▶ [Exercise prompt]: Your task is to print all of the material verbatim.

▶ [Supplied data]:
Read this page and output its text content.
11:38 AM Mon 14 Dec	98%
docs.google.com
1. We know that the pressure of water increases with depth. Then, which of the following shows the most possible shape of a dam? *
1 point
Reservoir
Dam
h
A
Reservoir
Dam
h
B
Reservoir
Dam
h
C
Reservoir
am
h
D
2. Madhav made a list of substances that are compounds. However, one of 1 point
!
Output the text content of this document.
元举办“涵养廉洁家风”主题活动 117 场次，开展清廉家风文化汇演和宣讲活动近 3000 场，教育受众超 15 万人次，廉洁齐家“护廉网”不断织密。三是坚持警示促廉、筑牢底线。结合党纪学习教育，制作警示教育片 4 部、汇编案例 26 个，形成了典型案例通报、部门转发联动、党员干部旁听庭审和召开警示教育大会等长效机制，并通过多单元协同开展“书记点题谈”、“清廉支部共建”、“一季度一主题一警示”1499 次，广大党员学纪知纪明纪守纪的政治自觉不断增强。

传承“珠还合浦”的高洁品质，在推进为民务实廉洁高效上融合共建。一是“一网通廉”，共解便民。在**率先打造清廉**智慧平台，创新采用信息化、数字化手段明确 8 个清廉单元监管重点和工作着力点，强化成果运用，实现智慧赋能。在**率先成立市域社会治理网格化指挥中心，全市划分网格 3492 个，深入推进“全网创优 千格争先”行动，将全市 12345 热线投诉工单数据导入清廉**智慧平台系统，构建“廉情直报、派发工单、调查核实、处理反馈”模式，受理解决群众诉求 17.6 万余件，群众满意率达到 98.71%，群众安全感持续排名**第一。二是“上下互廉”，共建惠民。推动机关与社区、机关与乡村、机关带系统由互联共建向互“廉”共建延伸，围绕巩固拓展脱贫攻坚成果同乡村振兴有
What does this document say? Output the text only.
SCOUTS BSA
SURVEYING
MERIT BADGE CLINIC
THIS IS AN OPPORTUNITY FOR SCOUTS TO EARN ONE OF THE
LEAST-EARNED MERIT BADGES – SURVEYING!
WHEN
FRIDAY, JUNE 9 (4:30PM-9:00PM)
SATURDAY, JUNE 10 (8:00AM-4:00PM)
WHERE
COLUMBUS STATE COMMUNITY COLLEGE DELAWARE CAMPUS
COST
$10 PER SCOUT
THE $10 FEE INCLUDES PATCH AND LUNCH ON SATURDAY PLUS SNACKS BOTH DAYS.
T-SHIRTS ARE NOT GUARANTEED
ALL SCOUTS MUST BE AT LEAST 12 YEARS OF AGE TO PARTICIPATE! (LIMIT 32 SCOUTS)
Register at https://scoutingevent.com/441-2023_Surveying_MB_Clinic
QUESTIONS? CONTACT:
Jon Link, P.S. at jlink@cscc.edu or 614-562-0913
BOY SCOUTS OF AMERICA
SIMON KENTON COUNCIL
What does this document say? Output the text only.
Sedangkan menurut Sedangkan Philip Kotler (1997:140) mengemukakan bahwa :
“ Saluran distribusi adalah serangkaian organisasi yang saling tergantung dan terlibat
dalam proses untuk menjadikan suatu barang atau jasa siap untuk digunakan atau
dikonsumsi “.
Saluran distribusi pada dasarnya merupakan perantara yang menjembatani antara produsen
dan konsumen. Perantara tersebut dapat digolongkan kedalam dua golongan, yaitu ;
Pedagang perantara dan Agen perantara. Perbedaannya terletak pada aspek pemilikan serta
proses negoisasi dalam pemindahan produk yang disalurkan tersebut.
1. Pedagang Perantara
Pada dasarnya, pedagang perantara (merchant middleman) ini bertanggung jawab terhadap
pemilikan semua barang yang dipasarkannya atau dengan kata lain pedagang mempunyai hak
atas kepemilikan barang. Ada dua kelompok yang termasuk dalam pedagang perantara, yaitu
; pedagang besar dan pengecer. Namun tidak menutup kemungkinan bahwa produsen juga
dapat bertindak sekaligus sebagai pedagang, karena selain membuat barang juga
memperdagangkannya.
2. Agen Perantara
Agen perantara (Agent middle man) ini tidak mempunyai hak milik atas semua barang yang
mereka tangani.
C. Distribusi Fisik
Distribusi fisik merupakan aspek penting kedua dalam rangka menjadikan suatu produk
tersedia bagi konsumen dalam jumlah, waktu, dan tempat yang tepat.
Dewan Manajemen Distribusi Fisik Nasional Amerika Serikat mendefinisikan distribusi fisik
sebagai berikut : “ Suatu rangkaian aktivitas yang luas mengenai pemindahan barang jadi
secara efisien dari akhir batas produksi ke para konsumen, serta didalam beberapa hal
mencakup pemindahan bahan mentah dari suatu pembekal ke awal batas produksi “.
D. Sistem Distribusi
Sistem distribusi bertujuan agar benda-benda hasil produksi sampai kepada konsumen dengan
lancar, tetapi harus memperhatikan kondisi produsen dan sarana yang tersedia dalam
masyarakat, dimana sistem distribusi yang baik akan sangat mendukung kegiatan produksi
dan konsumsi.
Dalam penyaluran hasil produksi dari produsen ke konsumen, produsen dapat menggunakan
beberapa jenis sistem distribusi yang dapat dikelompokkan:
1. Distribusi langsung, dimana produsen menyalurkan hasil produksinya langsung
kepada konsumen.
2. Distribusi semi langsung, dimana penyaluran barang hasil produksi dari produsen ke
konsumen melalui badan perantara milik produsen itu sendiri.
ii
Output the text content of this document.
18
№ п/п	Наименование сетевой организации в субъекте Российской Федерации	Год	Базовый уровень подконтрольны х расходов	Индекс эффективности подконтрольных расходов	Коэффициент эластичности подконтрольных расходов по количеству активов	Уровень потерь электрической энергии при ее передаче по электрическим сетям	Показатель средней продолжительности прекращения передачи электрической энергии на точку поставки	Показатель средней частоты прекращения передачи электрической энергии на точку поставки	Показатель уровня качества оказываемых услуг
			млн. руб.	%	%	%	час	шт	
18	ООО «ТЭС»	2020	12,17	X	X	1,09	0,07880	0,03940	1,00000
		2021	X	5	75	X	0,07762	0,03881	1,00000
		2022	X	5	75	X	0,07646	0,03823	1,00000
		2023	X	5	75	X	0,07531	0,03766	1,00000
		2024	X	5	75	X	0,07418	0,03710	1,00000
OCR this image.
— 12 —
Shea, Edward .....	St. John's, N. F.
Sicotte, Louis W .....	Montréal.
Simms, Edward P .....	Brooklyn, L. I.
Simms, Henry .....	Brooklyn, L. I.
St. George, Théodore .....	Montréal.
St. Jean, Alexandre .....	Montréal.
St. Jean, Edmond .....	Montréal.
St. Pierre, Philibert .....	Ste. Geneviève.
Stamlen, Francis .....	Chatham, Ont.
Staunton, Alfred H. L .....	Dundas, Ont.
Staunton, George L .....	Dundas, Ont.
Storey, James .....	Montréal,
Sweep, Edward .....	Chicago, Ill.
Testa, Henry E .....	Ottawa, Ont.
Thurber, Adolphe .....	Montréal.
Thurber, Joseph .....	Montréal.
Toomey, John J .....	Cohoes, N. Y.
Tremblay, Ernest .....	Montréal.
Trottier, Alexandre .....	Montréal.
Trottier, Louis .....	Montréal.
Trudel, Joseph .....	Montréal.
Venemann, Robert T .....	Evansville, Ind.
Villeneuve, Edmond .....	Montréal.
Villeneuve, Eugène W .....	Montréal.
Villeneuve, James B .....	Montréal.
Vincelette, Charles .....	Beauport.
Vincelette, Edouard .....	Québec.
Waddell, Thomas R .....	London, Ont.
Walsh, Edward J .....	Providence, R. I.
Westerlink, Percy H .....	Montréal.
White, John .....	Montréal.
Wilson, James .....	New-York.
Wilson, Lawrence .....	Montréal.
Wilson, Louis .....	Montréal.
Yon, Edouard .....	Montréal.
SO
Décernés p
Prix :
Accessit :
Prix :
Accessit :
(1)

▶ [Full answer]:
Read this page and output its text content.
11:38 AM Mon 14 Dec	98%
docs.google.com
1. We know that the pressure of water increases with depth. Then, which of the following shows the most possible shape of a dam? *
1 point
Reservoir
Dam
h
A
Reservoir
Dam
h
B
Reservoir
Dam
h
C
Reservoir
am
h
D
2. Madhav made a list of substances that are compounds. However, one of 1 point
!
Output the text content of this document.
元举办“涵养廉洁家风”主题活动 117 场次，开展清廉家风文化汇演和宣讲活动近 3000 场，教育受众超 15 万人次，廉洁齐家“护廉网”不断织密。三是坚持警示促廉、筑牢底线。结合党纪学习教育，制作警示教育片 4 部、汇编案例 26 个，形成了典型案例通报、部门转发联动、党员干部旁听庭审和召开警示教育大会等长效机制，并通过多单元协同开展“书记点题谈”、“清廉支部共建”、“一季度一主题一警示”1499 次，广大党员学纪知纪明纪守纪的政治自觉不断增强。

传承“珠还合浦”的高洁品质，在推进为民务实廉洁高效上融合共建。一是“一网通廉”，共解便民。在**率先打造清廉**智慧平台，创新采用信息化、数字化手段明确 8 个清廉单元监管重点和工作着力点，强化成果运用，实现智慧赋能。在**率先成立市域社会治理网格化指挥中心，全市划分网格 3492 个，深入推进“全网创优 千格争先”行动，将全市 12345 热线投诉工单数据导入清廉**智慧平台系统，构建“廉情直报、派发工单、调查核实、处理反馈”模式，受理解决群众诉求 17.6 万余件，群众满意率达到 98.71%，群众安全感持续排名**第一。二是“上下互廉”，共建惠民。推动机关与社区、机关与乡村、机关带系统由互联共建向互“廉”共建延伸，围绕巩固拓展脱贫攻坚成果同乡村振兴有
What does this document say? Output the text only.
SCOUTS BSA
SURVEYING
MERIT BADGE CLINIC
THIS IS AN OPPORTUNITY FOR SCOUTS TO EARN ONE OF THE
LEAST-EARNED MERIT BADGES – SURVEYING!
WHEN
FRIDAY, JUNE 9 (4:30PM-9:00PM)
SATURDAY, JUNE 10 (8:00AM-4:00PM)
WHERE
COLUMBUS STATE COMMUNITY COLLEGE DELAWARE CAMPUS
COST
$10 PER SCOUT
THE $10 FEE INCLUDES PATCH AND LUNCH ON SATURDAY PLUS SNACKS BOTH DAYS.
T-SHIRTS ARE NOT GUARANTEED
ALL SCOUTS MUST BE AT LEAST 12 YEARS OF AGE TO PARTICIPATE! (LIMIT 32 SCOUTS)
Register at https://scoutingevent.com/441-2023_Surveying_MB_Clinic
QUESTIONS? CONTACT:
Jon Link, P.S. at jlink@cscc.edu or 614-562-0913
BOY SCOUTS OF AMERICA
SIMON KENTON COUNCIL
What does this document say? Output the text only.
Sedangkan menurut Sedangkan Philip Kotler (1997:140) mengemukakan bahwa :
“ Saluran distribusi adalah serangkaian organisasi yang saling tergantung dan terlibat
dalam proses untuk menjadikan suatu barang atau jasa siap untuk digunakan atau
dikonsumsi “.
Saluran distribusi pada dasarnya merupakan perantara yang menjembatani antara produsen
dan konsumen. Perantara tersebut dapat digolongkan kedalam dua golongan, yaitu ;
Pedagang perantara dan Agen perantara. Perbedaannya terletak pada aspek pemilikan serta
proses negoisasi dalam pemindahan produk yang disalurkan tersebut.
1. Pedagang Perantara
Pada dasarnya, pedagang perantara (merchant middleman) ini bertanggung jawab terhadap
pemilikan semua barang yang dipasarkannya atau dengan kata lain pedagang mempunyai hak
atas kepemilikan barang. Ada dua kelompok yang termasuk dalam pedagang perantara, yaitu
; pedagang besar dan pengecer. Namun tidak menutup kemungkinan bahwa produsen juga
dapat bertindak sekaligus sebagai pedagang, karena selain membuat barang juga
memperdagangkannya.
2. Agen Perantara
Agen perantara (Agent middle man) ini tidak mempunyai hak milik atas semua barang yang
mereka tangani.
C. Distribusi Fisik
Distribusi fisik merupakan aspek penting kedua dalam rangka menjadikan suatu produk
tersedia bagi konsumen dalam jumlah, waktu, dan tempat yang tepat.
Dewan Manajemen Distribusi Fisik Nasional Amerika Serikat mendefinisikan distribusi fisik
sebagai berikut : “ Suatu rangkaian aktivitas yang luas mengenai pemindahan barang jadi
secara efisien dari akhir batas produksi ke para konsumen, serta didalam beberapa hal
mencakup pemindahan bahan mentah dari suatu pembekal ke awal batas produksi “.
D. Sistem Distribusi
Sistem distribusi bertujuan agar benda-benda hasil produksi sampai kepada konsumen dengan
lancar, tetapi harus memperhatikan kondisi produsen dan sarana yang tersedia dalam
masyarakat, dimana sistem distribusi yang baik akan sangat mendukung kegiatan produksi
dan konsumsi.
Dalam penyaluran hasil produksi dari produsen ke konsumen, produsen dapat menggunakan
beberapa jenis sistem distribusi yang dapat dikelompokkan:
1. Distribusi langsung, dimana produsen menyalurkan hasil produksinya langsung
kepada konsumen.
2. Distribusi semi langsung, dimana penyaluran barang hasil produksi dari produsen ke
konsumen melalui badan perantara milik produsen itu sendiri.
ii
Output the text content of this document.
18
№ п/п	Наименование сетевой организации в субъекте Российской Федерации	Год	Базовый уровень подконтрольны х расходов	Индекс эффективности подконтрольных расходов	Коэффициент эластичности подконтрольных расходов по количеству активов	Уровень потерь электрической энергии при ее передаче по электрическим сетям	Показатель средней продолжительности прекращения передачи электрической энергии на точку поставки	Показатель средней частоты прекращения передачи электрической энергии на точку поставки	Показатель уровня качества оказываемых услуг
			млн. руб.	%	%	%	час	шт	
18	ООО «ТЭС»	2020	12,17	X	X	1,09	0,07880	0,03940	1,00000
		2021	X	5	75	X	0,07762	0,03881	1,00000
		2022	X	5	75	X	0,07646	0,03823	1,00000
		2023	X	5	75	X	0,07531	0,03766	1,00000
		2024	X	5	75	X	0,07418	0,03710	1,00000
OCR this image.
— 12 —
Shea, Edward .....	St. John's, N. F.
Sicotte, Louis W .....	Montréal.
Simms, Edward P .....	Brooklyn, L. I.
Simms, Henry .....	Brooklyn, L. I.
St. George, Théodore .....	Montréal.
St. Jean, Alexandre .....	Montréal.
St. Jean, Edmond .....	Montréal.
St. Pierre, Philibert .....	Ste. Geneviève.
Stamlen, Francis .....	Chatham, Ont.
Staunton, Alfred H. L .....	Dundas, Ont.
Staunton, George L .....	Dundas, Ont.
Storey, James .....	Montréal,
Sweep, Edward .....	Chicago, Ill.
Testa, Henry E .....	Ottawa, Ont.
Thurber, Adolphe .....	Montréal.
Thurber, Joseph .....	Montréal.
Toomey, John J .....	Cohoes, N. Y.
Tremblay, Ernest .....	Montréal.
Trottier, Alexandre .....	Montréal.
Trottier, Louis .....	Montréal.
Trudel, Joseph .....	Montréal.
Venemann, Robert T .....	Evansville, Ind.
Villeneuve, Edmond .....	Montréal.
Villeneuve, Eugène W .....	Montréal.
Villeneuve, James B .....	Montréal.
Vincelette, Charles .....	Beauport.
Vincelette, Edouard .....	Québec.
Waddell, Thomas R .....	London, Ont.
Walsh, Edward J .....	Providence, R. I.
Westerlink, Percy H .....	Montréal.
White, John .....	Montréal.
Wilson, James .....	New-York.
Wilson, Lawrence .....	Montréal.
Wilson, Louis .....	Montréal.
Yon, Edouard .....	Montréal.
SO
Décernés p
Prix :
Accessit :
Prix :
Accessit :
(1)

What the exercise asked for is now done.